**Task**
Transcribe all of the records precisely as they are presented.

===== Exercise input =====

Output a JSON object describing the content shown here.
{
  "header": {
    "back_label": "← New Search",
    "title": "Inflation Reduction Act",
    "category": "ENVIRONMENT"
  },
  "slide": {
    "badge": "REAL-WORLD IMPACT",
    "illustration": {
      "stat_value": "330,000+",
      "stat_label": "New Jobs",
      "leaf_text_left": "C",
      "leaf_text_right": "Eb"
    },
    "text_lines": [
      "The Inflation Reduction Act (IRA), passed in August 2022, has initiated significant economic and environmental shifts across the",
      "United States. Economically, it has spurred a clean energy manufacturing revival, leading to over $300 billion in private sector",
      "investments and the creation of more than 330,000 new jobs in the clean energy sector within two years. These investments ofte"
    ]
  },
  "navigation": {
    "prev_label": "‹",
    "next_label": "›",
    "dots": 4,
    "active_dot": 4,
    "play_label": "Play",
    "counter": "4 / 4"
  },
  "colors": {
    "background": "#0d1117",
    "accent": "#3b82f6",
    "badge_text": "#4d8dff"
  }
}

=====

**Completed exercise**
Output a JSON object describing the content shown here.
{
  "header": {
    "back_label": "← New Search",
    "title": "Inflation Reduction Act",
    "category": "ENVIRONMENT"
  },
  "slide": {
    "badge": "REAL-WORLD IMPACT",
    "illustration": {
      "stat_value": "330,000+",
      "stat_label": "New Jobs",
      "leaf_text_left": "C",
      "leaf_text_right": "Eb"
    },
    "text_lines": [
      "The Inflation Reduction Act (IRA), passed in August 2022, has initiated significant economic and environmental shifts across the",
      "United States. Economically, it has spurred a clean energy manufacturing revival, leading to over $300 billion in private sector",
      "investments and the creation of more than 330,000 new jobs in the clean energy sector within two years. These investments ofte"
    ]
  },
  "navigation": {
    "prev_label": "‹",
    "next_label": "›",
    "dots": 4,
    "active_dot": 4,
    "play_label": "Play",
    "counter": "4 / 4"
  },
  "colors": {
    "background": "#0d1117",
    "accent": "#3b82f6",
    "badge_text": "#4d8dff"
  }
}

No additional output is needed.